The art of coarse Stokes: Richardson extrapolation improves the accuracy and efficiency of the method of regularized stokeslets

TL;DR

This paper introduces Richardson extrapolation with coarse regularisation parameters to significantly enhance the accuracy and efficiency of the regularized stokeslets method in microscale fluid dynamics, reducing computational costs.

Contribution

It demonstrates how Richardson extrapolation can be effectively applied to the regularized stokeslets method to lower costs and improve accuracy without sacrificing precision.

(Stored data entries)
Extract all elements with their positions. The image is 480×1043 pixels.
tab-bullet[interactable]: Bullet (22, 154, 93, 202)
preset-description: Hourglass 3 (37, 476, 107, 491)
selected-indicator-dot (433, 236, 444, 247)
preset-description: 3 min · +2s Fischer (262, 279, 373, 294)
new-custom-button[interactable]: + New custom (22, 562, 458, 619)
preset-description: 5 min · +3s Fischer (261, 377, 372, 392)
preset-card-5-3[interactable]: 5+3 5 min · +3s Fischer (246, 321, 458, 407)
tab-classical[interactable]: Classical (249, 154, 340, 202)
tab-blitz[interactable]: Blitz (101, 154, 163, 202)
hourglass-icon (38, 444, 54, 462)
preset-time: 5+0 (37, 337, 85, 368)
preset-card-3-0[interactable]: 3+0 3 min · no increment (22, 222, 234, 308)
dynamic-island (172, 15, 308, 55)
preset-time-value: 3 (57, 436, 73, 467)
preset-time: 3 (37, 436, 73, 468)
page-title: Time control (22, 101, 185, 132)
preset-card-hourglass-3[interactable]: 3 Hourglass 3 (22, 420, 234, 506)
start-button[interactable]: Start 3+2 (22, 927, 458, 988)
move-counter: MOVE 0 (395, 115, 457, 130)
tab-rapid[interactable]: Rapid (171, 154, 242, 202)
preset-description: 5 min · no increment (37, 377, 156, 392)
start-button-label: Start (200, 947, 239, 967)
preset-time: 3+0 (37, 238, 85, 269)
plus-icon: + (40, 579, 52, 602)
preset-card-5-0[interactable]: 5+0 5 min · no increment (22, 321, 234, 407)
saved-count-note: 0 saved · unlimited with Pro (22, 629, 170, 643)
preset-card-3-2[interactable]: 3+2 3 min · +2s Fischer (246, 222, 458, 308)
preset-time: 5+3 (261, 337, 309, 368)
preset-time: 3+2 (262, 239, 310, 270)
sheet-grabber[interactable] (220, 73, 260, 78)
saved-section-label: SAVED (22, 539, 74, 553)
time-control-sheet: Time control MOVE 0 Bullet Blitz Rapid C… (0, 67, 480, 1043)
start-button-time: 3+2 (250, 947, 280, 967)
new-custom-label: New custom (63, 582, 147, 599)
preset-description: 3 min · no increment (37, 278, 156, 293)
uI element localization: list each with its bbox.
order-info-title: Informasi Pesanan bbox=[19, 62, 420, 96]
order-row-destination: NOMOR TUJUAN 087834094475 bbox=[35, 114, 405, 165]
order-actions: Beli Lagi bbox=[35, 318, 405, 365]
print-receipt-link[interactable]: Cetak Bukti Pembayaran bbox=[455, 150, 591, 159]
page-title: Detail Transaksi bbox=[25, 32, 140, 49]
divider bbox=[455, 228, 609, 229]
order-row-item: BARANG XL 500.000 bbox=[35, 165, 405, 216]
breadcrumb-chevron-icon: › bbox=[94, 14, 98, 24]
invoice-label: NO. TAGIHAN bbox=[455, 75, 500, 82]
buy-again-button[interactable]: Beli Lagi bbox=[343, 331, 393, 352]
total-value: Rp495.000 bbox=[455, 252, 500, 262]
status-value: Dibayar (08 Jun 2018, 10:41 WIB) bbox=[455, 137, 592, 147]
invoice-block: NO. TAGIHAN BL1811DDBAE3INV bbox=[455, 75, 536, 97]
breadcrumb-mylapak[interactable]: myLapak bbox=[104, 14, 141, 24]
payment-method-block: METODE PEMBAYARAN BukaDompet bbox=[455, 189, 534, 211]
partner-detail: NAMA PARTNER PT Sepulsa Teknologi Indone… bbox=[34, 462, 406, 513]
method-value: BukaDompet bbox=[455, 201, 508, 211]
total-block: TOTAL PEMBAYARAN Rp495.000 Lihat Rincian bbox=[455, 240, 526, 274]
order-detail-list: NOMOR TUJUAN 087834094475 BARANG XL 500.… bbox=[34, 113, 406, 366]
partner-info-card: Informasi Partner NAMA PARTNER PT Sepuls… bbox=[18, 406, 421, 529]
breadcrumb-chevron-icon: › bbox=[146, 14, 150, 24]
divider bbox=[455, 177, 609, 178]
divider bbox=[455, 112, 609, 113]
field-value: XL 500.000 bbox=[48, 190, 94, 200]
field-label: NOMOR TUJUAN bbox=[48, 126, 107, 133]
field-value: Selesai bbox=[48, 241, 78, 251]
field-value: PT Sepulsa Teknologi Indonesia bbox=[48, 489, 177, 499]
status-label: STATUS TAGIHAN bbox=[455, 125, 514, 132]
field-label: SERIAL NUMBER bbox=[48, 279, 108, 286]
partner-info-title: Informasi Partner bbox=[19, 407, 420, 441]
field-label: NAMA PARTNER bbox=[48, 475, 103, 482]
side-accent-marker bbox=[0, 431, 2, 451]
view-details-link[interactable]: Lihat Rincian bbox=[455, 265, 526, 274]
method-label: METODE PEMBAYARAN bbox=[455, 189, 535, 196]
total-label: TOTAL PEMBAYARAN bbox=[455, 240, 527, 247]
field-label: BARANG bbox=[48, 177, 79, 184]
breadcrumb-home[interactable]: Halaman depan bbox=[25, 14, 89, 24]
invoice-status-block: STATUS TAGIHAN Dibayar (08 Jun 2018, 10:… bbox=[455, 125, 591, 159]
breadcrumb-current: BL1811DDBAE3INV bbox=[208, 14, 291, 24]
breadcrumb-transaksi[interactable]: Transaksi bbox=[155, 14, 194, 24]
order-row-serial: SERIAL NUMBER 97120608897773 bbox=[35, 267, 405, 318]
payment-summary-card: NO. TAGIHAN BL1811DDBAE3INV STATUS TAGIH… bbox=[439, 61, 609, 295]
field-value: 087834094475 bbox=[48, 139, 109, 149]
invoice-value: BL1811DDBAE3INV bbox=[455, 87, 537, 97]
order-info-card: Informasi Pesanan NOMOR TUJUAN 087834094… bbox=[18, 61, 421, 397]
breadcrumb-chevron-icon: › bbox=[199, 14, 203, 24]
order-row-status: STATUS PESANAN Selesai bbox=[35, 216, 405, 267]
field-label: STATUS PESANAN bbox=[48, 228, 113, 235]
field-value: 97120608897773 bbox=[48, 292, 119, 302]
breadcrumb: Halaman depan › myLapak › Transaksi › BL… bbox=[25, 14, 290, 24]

### Required actions
1) Quote the text on Richardson extrapolation word for word, beginning at the words "Contribution" and stopping after "without sacrificing precision.".
2) Render this sentence from the text on Richardson extrapolation into Spanish: "It demonstrates how Richardson extrapolation can be effectively applied to the regularized stokeslets method to lower costs and improve accuracy without sacrificing precision."
3) Carry on the text on Richardson extrapolation and regularized stokeslets, picking up after its final sentence.
The records stand apart from the text on Richardson extrapolation and form separate material.

### Replies
1)
Contribution

It demonstrates how Richardson extrapolation can be effectively applied to the regularized stokeslets method to lower costs and improve accuracy without sacrificing precision.

2) Demuestra cómo la extrapolación de Richardson puede aplicarse eficazmente al método de los stokeslets regularizados para reducir costos y mejorar la exactitud sin sacrificar la precisión.

3)
Findings

Order of magnitude improvement in accuracy and efficiency

Reduced storage and solution costs

Validated through numerical experiments on resistance and mobility problems

Abstract

The method of regularised stokeslets is widely used in microscale biological fluid dynamics due to its ease of implementation, natural treatment of complex moving geometries, and removal of singular functions to integrate. The standard implementation of the method is subject to high computational cost due to the coupling of the linear system size to the numerical resolution required to resolve the rapidly-varying regularised stokeslet kernel. Here we show how Richardson extrapolation with coarse values of the regularisation parameter is ideally-suited to reduce the quadrature error, hence dramatically reducing the storage and solution costs without loss of accuracy. Numerical experiments on the resistance and mobility problems in Stokes flow support the analysis, confirming several orders of magnitude improvement in accuracy and/or efficiency.